Data entries for graphics:
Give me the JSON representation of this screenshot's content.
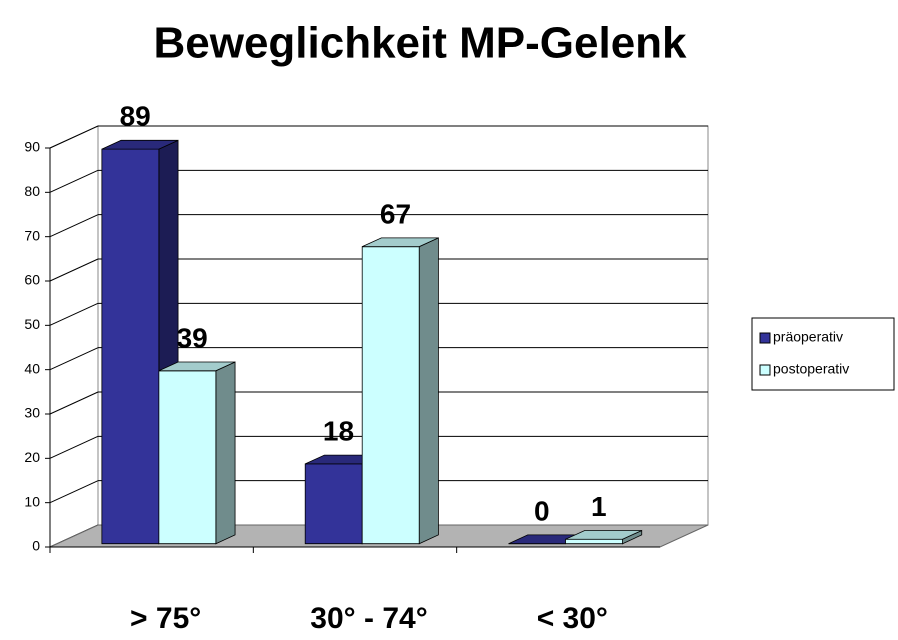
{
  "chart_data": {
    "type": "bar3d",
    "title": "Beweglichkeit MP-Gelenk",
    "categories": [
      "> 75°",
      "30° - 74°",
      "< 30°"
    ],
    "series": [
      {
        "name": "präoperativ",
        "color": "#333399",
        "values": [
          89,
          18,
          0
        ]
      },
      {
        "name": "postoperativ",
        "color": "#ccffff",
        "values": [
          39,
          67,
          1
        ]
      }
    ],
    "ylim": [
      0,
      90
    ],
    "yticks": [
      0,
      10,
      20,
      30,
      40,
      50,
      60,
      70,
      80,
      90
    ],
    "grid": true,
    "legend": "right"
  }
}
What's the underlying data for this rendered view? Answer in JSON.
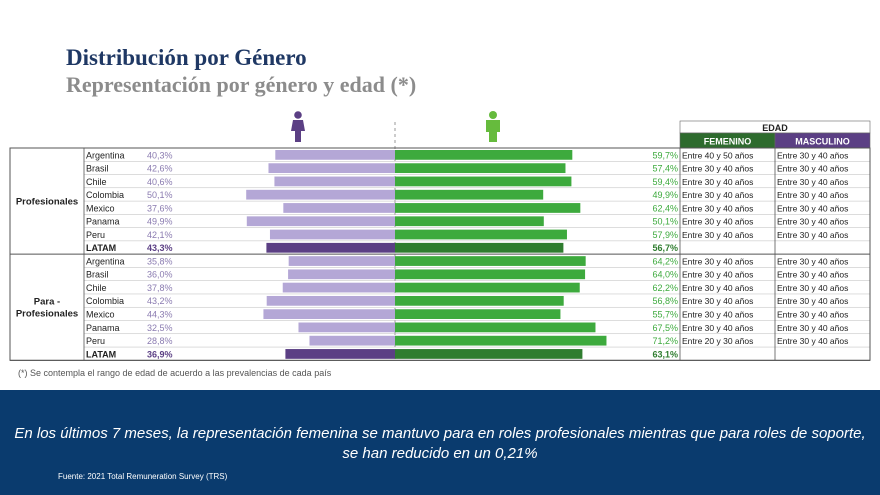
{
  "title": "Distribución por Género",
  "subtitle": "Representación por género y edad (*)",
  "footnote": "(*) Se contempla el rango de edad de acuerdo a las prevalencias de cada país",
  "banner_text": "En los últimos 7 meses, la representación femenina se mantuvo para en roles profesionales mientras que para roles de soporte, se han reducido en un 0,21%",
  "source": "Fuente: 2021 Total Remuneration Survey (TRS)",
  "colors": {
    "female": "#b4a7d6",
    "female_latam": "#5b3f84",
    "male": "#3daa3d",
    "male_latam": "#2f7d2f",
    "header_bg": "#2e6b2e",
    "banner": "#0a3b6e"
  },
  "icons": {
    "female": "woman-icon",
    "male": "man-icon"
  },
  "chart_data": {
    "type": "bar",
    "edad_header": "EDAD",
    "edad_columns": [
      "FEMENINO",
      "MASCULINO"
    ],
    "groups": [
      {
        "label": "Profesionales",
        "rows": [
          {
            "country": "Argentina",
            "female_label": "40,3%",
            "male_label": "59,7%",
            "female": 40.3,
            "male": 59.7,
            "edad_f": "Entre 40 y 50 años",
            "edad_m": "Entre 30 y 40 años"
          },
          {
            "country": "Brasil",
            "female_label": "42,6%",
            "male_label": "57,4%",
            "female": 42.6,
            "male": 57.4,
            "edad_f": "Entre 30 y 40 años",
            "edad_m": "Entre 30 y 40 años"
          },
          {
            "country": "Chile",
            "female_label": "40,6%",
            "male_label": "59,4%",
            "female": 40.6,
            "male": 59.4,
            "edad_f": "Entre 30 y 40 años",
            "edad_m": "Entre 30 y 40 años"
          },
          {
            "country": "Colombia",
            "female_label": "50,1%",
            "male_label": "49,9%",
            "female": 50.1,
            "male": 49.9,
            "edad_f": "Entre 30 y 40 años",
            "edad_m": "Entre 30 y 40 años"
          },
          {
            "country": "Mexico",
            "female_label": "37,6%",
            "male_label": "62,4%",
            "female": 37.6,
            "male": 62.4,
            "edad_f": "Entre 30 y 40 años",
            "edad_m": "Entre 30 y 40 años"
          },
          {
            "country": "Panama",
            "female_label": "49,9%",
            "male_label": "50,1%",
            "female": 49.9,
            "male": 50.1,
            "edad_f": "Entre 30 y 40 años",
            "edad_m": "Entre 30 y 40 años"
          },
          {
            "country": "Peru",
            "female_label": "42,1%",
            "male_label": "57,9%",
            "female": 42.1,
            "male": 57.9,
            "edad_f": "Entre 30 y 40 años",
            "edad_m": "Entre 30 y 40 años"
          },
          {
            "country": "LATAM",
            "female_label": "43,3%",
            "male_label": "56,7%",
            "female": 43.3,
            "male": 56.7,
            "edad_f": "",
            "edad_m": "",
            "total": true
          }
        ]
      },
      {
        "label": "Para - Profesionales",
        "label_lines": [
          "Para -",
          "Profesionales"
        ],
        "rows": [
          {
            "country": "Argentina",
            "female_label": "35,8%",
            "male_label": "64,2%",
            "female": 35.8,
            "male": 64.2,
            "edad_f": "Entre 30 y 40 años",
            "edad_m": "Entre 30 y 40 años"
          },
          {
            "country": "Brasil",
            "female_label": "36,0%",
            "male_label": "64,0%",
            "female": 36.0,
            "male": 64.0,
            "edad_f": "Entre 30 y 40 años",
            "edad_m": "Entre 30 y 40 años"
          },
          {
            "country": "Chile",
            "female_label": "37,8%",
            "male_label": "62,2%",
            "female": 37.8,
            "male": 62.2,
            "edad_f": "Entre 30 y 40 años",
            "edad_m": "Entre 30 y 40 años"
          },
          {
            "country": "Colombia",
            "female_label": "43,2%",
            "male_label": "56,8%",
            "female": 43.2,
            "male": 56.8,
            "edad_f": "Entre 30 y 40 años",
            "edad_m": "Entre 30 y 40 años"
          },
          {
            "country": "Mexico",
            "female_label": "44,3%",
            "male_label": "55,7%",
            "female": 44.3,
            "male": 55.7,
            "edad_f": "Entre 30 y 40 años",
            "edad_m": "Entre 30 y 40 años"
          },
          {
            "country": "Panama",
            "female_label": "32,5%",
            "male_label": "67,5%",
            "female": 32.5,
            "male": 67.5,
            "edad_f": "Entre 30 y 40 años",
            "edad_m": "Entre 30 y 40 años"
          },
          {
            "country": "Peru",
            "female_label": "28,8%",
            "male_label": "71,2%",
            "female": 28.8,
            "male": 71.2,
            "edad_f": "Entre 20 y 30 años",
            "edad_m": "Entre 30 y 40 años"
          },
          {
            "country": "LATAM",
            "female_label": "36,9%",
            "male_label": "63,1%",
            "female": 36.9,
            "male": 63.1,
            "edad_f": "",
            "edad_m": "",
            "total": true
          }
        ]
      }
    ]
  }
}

==

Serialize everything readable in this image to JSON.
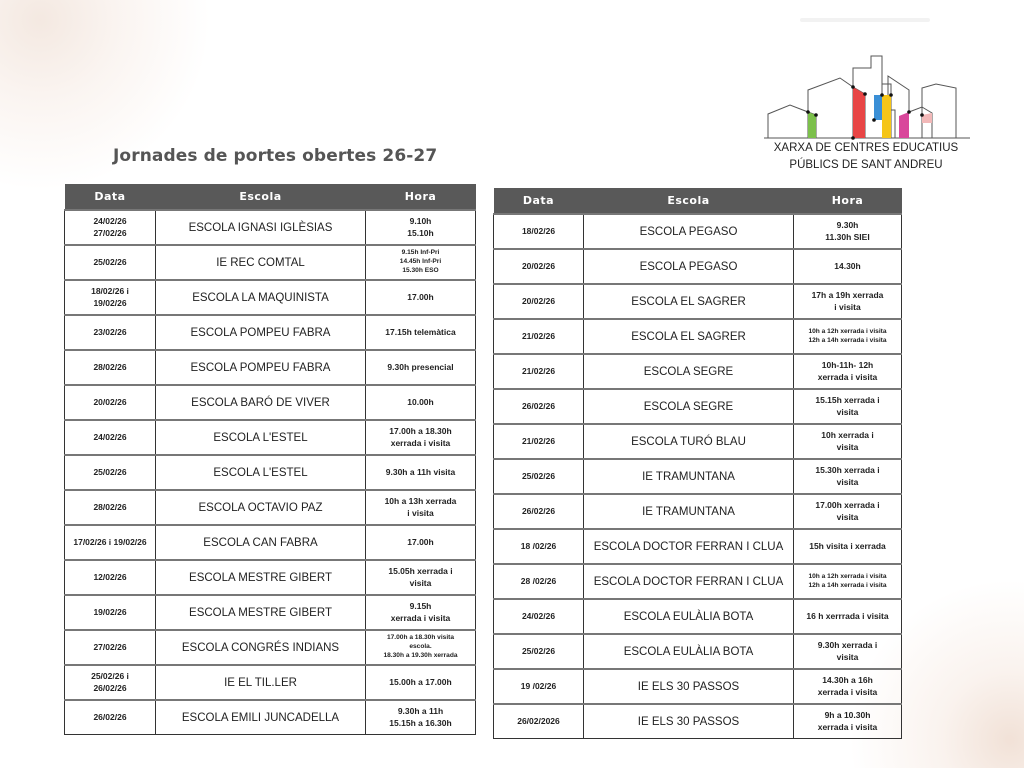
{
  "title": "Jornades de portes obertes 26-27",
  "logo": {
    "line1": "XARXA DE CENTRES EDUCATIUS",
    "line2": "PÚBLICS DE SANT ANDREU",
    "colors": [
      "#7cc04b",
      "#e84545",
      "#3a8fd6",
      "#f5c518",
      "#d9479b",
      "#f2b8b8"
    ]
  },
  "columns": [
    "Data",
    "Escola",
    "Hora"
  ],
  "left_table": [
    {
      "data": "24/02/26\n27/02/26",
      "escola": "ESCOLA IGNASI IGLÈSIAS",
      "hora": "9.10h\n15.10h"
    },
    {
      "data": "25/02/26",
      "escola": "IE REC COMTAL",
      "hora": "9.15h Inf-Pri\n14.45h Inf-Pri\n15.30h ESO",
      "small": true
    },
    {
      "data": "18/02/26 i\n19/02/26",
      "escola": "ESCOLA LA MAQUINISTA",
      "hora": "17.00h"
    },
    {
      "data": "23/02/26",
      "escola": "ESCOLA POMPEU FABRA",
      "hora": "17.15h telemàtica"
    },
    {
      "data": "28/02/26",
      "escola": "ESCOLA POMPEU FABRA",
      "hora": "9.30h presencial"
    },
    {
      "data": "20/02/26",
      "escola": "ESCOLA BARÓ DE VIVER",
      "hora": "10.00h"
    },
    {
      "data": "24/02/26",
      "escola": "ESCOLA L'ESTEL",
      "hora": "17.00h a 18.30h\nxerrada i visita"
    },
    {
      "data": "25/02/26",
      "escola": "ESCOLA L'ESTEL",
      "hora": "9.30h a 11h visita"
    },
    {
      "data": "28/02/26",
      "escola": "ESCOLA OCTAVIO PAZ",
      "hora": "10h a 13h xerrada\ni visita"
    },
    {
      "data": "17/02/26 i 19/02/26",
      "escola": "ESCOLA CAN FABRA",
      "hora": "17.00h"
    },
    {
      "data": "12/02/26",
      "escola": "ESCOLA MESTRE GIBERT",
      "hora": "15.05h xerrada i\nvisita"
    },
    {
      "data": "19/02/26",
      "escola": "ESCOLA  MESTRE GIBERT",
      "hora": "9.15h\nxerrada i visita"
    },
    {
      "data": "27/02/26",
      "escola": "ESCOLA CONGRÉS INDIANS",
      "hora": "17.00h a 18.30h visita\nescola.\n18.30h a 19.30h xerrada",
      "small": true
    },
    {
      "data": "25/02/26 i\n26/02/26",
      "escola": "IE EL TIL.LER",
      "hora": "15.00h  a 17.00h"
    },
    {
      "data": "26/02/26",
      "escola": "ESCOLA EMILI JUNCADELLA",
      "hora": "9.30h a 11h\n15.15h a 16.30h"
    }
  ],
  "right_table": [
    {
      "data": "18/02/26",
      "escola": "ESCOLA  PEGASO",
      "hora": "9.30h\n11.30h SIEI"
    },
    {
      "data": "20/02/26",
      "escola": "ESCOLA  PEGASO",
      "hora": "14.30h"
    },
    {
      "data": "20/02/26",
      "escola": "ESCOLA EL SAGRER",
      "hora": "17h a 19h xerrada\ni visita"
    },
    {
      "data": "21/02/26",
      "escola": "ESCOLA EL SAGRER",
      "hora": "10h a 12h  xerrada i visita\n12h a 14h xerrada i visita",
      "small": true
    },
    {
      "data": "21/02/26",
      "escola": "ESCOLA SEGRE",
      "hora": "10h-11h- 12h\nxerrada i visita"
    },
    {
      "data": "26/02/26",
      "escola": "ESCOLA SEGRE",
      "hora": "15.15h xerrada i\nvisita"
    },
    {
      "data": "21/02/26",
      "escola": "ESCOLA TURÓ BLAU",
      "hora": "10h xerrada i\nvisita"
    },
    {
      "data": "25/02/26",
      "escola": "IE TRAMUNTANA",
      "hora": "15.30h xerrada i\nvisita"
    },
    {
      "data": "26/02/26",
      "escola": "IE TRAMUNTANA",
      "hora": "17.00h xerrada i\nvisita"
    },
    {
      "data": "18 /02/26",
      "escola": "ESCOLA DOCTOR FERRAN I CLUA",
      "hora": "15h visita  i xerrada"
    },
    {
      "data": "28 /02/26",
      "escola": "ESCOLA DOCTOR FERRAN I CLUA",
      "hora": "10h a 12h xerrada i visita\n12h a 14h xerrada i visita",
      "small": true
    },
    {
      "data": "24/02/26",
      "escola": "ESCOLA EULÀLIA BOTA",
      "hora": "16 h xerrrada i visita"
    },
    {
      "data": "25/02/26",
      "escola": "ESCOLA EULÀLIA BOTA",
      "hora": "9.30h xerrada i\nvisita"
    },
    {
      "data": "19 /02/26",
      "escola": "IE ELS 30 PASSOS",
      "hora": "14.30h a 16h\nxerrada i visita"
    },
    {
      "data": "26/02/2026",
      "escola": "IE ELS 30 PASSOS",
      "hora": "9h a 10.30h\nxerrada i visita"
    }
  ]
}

...

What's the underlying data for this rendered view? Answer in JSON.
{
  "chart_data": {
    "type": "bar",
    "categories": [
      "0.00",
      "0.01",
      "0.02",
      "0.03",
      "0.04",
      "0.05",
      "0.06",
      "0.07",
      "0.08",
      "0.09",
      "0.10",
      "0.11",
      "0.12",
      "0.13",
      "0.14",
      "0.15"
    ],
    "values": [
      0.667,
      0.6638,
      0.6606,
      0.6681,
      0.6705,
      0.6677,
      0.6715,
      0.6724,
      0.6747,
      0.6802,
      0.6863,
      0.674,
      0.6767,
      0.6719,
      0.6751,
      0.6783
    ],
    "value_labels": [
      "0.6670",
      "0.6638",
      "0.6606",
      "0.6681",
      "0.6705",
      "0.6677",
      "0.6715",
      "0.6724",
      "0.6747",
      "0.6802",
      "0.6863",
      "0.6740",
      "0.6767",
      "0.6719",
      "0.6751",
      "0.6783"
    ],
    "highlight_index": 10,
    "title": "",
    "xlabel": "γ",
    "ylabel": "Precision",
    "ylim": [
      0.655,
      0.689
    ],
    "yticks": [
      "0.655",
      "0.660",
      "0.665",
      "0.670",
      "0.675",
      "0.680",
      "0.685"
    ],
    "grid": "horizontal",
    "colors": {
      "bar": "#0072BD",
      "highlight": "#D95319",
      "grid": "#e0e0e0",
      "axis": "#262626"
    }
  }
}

Stated task: Show every line where the string "JSON" appears.

Answer to this problem:
Give me the JSON representation of this screenshot's content.
What's the underlying data for this rendered view? Answer in JSON.
Serialize everything readable in this image to JSON.
What's the underlying data for this rendered view? Answer in JSON.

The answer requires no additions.